Data section –
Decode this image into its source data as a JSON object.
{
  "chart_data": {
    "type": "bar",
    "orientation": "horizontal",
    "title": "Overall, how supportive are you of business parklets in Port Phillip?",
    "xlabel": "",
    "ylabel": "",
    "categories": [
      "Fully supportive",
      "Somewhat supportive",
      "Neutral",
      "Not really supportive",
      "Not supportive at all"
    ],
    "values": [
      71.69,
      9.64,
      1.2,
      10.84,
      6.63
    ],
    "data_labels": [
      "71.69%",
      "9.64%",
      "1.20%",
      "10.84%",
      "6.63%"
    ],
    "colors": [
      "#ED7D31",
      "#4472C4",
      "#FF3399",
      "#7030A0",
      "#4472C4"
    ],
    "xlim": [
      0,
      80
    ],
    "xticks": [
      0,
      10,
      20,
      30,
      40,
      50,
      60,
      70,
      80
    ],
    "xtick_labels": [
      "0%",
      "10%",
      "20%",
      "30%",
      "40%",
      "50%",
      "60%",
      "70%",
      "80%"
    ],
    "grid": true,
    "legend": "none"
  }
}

Written problem – Repeat each entry word for word.

Written answer –
Decode this image into its source data as a JSON object.
{
  "chart_data": {
    "type": "bar",
    "orientation": "horizontal",
    "title": "Overall, how supportive are you of business parklets in Port Phillip?",
    "xlabel": "",
    "ylabel": "",
    "categories": [
      "Fully supportive",
      "Somewhat supportive",
      "Neutral",
      "Not really supportive",
      "Not supportive at all"
    ],
    "values": [
      71.69,
      9.64,
      1.2,
      10.84,
      6.63
    ],
    "data_labels": [
      "71.69%",
      "9.64%",
      "1.20%",
      "10.84%",
      "6.63%"
    ],
    "colors": [
      "#ED7D31",
      "#4472C4",
      "#FF3399",
      "#7030A0",
      "#4472C4"
    ],
    "xlim": [
      0,
      80
    ],
    "xticks": [
      0,
      10,
      20,
      30,
      40,
      50,
      60,
      70,
      80
    ],
    "xtick_labels": [
      "0%",
      "10%",
      "20%",
      "30%",
      "40%",
      "50%",
      "60%",
      "70%",
      "80%"
    ],
    "grid": true,
    "legend": "none"
  }
}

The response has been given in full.